__Problem details__.
Send each entry back exactly as given, pictures excluded.

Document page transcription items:
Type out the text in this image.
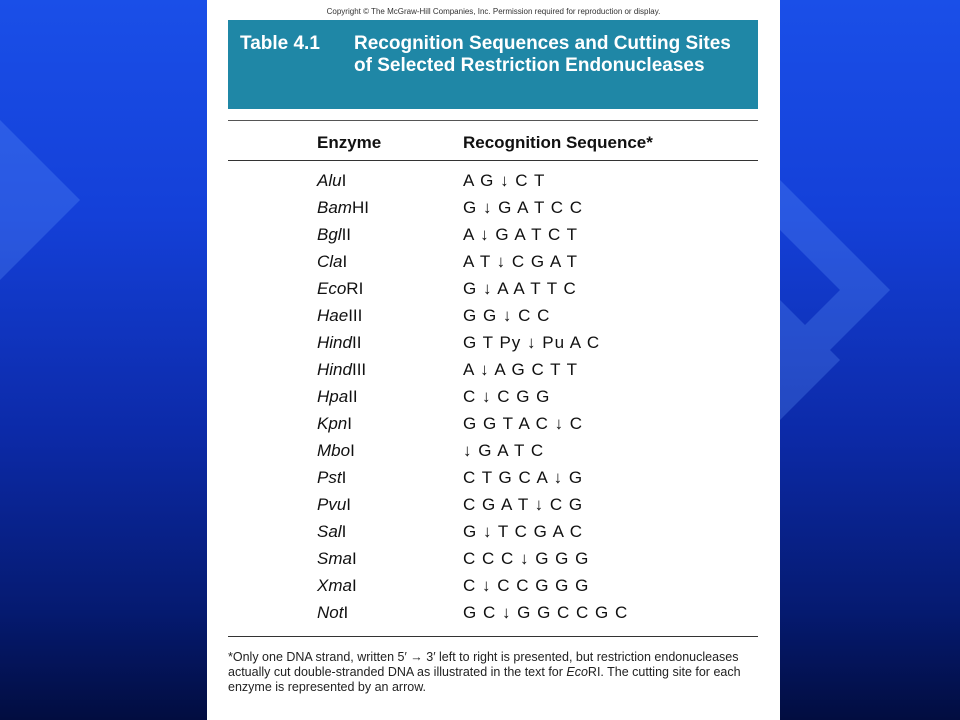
Copyright © The McGraw-Hill Companies, Inc. Permission required for reproduction or display.
Table 4.1 Recognition Sequences and Cutting Sites of Selected Restriction Endonucleases
Enzyme	Recognition Sequence*
AluI	A G ↓ C T
BamHI	G ↓ G A T C C
BglII	A ↓ G A T C T
ClaI	A T ↓ C G A T
EcoRI	G ↓ A A T T C
HaeIII	G G ↓ C C
HindII	G T Py ↓ Pu A C
HindIII	A ↓ A G C T T
HpaII	C ↓ C G G
KpnI	G G T A C ↓ C
MboI	↓ G A T C
PstI	C T G C A ↓ G
PvuI	C G A T ↓ C G
SalI	G ↓ T C G A C
SmaI	C C C ↓ G G G
XmaI	C ↓ C C G G G
NotI	G C ↓ G G C C G C
*Only one DNA strand, written 5′ → 3′ left to right is presented, but restriction endonucleases actually cut double-stranded DNA as illustrated in the text for EcoRI. The cutting site for each enzyme is represented by an arrow.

__Expected answer__.
Type out the text in this image.
Copyright © The McGraw-Hill Companies, Inc. Permission required for reproduction or display.
Table 4.1 Recognition Sequences and Cutting Sites of Selected Restriction Endonucleases
Enzyme	Recognition Sequence*
AluI	A G ↓ C T
BamHI	G ↓ G A T C C
BglII	A ↓ G A T C T
ClaI	A T ↓ C G A T
EcoRI	G ↓ A A T T C
HaeIII	G G ↓ C C
HindII	G T Py ↓ Pu A C
HindIII	A ↓ A G C T T
HpaII	C ↓ C G G
KpnI	G G T A C ↓ C
MboI	↓ G A T C
PstI	C T G C A ↓ G
PvuI	C G A T ↓ C G
SalI	G ↓ T C G A C
SmaI	C C C ↓ G G G
XmaI	C ↓ C C G G G
NotI	G C ↓ G G C C G C
*Only one DNA strand, written 5′ → 3′ left to right is presented, but restriction endonucleases actually cut double-stranded DNA as illustrated in the text for EcoRI. The cutting site for each enzyme is represented by an arrow.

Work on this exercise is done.